* Brief *
Collect all lines from the listing that include the string "text".

* Stored data *
==*==
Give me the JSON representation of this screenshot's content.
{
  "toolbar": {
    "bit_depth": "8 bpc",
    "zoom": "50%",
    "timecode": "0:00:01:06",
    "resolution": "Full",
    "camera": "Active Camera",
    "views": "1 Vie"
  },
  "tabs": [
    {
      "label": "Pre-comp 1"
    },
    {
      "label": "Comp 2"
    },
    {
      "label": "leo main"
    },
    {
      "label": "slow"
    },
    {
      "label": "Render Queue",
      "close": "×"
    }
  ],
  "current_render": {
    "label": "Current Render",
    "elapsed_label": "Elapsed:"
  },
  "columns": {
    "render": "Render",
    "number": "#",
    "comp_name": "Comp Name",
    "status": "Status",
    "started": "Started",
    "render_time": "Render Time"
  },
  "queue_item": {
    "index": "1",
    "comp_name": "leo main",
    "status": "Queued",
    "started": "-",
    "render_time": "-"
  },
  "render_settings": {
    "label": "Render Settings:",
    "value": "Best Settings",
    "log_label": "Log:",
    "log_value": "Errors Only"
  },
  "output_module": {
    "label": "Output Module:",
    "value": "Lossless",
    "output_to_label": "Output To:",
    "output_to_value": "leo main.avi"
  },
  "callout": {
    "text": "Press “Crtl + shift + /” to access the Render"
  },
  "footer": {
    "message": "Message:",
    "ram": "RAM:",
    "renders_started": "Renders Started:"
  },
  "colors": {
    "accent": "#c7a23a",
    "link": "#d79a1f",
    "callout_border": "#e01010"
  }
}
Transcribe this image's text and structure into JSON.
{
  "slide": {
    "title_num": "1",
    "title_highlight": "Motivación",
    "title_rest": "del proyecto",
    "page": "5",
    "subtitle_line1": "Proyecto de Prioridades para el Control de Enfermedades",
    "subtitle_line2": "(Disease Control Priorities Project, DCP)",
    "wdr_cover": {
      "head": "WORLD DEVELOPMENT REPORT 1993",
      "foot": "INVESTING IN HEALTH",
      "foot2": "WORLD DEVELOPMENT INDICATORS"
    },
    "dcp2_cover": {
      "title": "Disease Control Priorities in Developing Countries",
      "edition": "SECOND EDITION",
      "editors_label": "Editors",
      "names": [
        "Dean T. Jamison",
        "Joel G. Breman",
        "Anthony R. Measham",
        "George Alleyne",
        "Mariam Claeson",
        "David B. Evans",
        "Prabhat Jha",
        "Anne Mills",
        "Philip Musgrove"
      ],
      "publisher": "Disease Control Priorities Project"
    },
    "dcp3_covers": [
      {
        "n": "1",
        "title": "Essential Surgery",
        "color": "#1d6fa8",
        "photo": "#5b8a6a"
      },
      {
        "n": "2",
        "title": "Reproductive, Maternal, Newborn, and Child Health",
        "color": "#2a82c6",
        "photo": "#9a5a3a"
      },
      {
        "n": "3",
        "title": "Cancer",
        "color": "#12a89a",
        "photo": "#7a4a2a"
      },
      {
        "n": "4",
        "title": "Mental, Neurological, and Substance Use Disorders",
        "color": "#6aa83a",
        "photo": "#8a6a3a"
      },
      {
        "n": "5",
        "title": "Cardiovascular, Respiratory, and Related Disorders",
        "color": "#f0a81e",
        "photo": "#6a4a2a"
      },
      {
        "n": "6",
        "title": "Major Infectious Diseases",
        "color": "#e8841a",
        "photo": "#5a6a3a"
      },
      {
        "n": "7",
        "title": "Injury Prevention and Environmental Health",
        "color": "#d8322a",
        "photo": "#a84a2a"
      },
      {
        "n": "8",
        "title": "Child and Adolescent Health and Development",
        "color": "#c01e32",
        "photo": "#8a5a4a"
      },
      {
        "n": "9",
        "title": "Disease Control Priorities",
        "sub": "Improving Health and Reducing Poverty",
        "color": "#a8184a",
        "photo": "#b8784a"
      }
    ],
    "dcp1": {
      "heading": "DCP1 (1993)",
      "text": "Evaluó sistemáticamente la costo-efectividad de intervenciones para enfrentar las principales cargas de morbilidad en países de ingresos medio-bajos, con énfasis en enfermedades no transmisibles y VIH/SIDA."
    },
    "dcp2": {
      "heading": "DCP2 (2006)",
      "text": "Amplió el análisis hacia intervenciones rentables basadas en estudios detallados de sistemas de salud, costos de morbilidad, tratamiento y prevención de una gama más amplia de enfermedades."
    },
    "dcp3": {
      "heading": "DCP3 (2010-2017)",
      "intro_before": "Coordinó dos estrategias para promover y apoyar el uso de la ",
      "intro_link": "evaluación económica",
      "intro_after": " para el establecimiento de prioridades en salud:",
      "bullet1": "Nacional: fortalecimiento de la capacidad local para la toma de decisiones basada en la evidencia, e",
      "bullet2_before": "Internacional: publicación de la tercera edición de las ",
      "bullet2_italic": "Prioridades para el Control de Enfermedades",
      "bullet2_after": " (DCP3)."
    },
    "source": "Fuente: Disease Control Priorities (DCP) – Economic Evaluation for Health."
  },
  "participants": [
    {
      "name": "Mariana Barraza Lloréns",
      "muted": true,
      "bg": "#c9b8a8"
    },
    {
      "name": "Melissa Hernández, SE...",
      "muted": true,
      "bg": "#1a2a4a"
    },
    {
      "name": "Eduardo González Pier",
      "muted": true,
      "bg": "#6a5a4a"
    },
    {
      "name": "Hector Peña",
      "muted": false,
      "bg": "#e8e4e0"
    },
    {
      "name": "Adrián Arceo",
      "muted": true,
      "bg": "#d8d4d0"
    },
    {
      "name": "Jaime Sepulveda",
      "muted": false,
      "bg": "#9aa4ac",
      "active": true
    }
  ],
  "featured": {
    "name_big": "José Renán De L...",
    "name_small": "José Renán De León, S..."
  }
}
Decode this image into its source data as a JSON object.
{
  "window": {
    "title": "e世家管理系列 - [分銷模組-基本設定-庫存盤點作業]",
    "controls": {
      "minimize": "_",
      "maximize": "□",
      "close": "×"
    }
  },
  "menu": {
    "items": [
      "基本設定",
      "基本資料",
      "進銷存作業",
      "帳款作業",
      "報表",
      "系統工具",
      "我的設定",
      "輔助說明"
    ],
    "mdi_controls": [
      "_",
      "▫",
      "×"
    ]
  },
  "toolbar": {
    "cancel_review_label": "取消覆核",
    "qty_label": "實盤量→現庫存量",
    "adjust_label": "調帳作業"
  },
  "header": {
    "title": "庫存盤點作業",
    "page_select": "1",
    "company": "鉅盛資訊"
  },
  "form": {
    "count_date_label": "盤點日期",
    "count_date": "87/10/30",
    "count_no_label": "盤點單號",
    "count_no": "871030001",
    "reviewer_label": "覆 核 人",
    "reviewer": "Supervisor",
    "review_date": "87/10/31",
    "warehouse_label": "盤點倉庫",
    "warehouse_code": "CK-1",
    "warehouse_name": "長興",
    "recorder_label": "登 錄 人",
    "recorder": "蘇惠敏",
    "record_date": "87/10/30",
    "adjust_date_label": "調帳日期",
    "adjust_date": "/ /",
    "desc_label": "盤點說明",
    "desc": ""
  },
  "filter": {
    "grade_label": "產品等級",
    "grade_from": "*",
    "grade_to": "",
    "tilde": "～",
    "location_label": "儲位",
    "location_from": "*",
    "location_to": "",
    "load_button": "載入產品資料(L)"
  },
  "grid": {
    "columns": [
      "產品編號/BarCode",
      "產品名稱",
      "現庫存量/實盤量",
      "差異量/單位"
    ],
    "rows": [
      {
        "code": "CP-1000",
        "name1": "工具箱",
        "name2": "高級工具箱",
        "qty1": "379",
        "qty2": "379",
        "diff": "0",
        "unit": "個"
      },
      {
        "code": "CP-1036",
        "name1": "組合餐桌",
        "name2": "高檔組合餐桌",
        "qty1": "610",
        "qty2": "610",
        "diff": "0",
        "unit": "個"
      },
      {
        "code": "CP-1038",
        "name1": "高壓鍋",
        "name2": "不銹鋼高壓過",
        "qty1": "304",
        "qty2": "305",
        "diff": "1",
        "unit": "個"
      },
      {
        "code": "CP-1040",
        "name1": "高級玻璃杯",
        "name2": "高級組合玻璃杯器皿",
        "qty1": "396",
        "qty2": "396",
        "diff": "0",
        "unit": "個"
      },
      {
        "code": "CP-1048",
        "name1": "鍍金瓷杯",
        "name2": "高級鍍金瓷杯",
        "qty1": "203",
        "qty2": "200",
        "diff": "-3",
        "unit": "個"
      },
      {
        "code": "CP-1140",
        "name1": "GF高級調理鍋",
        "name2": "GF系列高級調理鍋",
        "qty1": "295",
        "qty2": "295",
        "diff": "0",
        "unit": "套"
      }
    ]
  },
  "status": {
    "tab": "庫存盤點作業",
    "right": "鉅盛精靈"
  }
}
==*==
* Answer to the task *
    "text": "Press “Crtl + shift + /” to access the Render"
Transcribe this image's text and structure into JSON.
      "text": "Evaluó sistemáticamente la costo-efectividad de intervenciones para enfrentar las principales cargas de morbilidad en países de ingresos medio-bajos, con énfasis en enfermedades no transmisibles y VIH/SIDA."
      "text": "Amplió el análisis hacia intervenciones rentables basadas en estudios detallados de sistemas de salud, costos de morbilidad, tratamiento y prevención de una gama más amplia de enfermedades."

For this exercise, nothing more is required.